Stored data entries
:::

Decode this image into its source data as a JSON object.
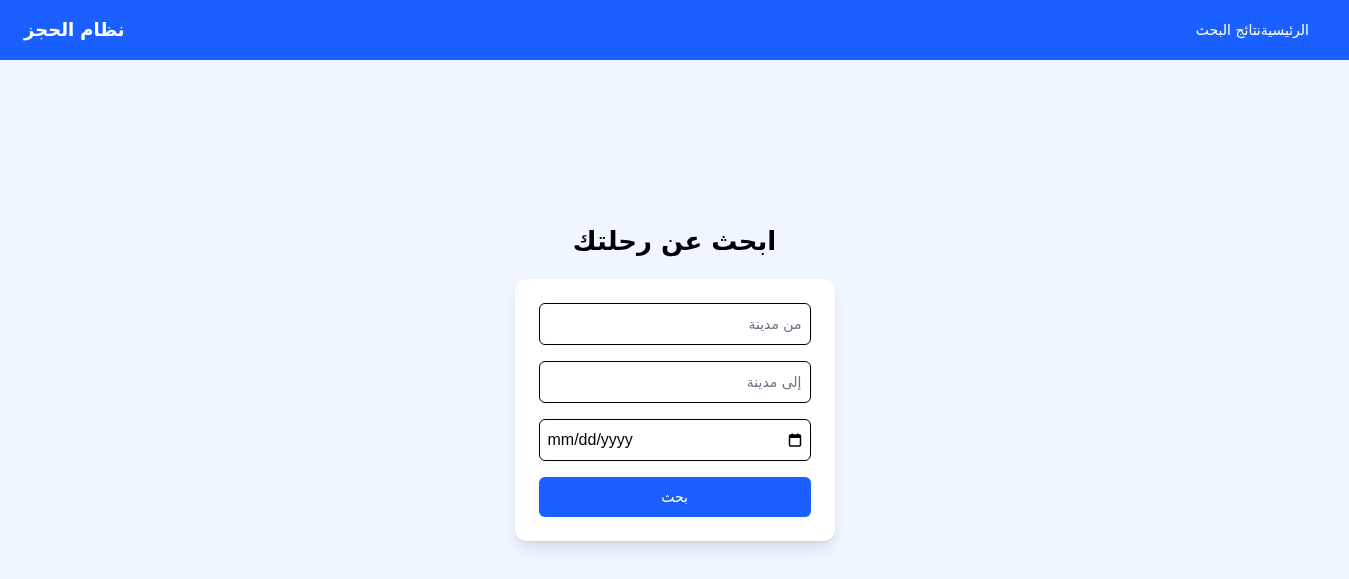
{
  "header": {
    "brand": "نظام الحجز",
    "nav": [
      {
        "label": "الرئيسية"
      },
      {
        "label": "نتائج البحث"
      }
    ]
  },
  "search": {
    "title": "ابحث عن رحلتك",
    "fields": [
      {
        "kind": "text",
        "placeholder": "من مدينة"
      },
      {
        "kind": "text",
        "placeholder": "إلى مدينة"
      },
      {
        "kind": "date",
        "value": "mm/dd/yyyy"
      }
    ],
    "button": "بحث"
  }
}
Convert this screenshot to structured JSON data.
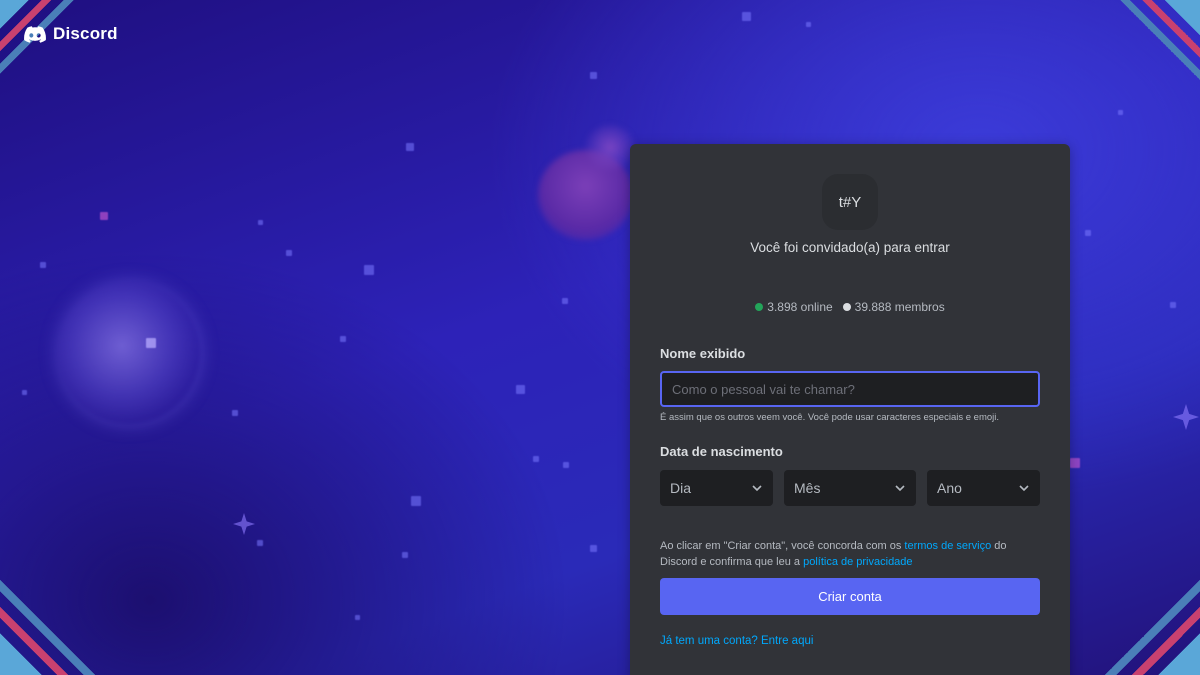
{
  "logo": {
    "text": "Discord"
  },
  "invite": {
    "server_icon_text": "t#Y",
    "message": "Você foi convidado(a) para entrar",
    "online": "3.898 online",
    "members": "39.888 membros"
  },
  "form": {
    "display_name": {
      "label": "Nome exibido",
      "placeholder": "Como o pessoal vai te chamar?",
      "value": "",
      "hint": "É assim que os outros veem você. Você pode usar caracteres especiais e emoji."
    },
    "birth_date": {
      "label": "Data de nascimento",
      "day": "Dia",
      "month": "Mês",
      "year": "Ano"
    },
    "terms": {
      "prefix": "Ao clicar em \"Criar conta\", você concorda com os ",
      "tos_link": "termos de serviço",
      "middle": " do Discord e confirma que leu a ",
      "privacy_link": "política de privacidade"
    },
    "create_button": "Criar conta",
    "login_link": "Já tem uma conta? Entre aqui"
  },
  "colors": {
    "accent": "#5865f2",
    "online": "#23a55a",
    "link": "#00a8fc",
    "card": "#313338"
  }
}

:::

_Goal of the exercise_
Find the line that contains "Convert this screenshot", then write out that line and every line after it through the end of the records, exactly. Leave the pictures out.

_Full output_
Convert this screenshot to structured JSON data.
{
  "logo": {
    "text": "Discord"
  },
  "invite": {
    "server_icon_text": "t#Y",
    "message": "Você foi convidado(a) para entrar",
    "online": "3.898 online",
    "members": "39.888 membros"
  },
  "form": {
    "display_name": {
      "label": "Nome exibido",
      "placeholder": "Como o pessoal vai te chamar?",
      "value": "",
      "hint": "É assim que os outros veem você. Você pode usar caracteres especiais e emoji."
    },
    "birth_date": {
      "label": "Data de nascimento",
      "day": "Dia",
      "month": "Mês",
      "year": "Ano"
    },
    "terms": {
      "prefix": "Ao clicar em \"Criar conta\", você concorda com os ",
      "tos_link": "termos de serviço",
      "middle": " do Discord e confirma que leu a ",
      "privacy_link": "política de privacidade"
    },
    "create_button": "Criar conta",
    "login_link": "Já tem uma conta? Entre aqui"
  },
  "colors": {
    "accent": "#5865f2",
    "online": "#23a55a",
    "link": "#00a8fc",
    "card": "#313338"
  }
}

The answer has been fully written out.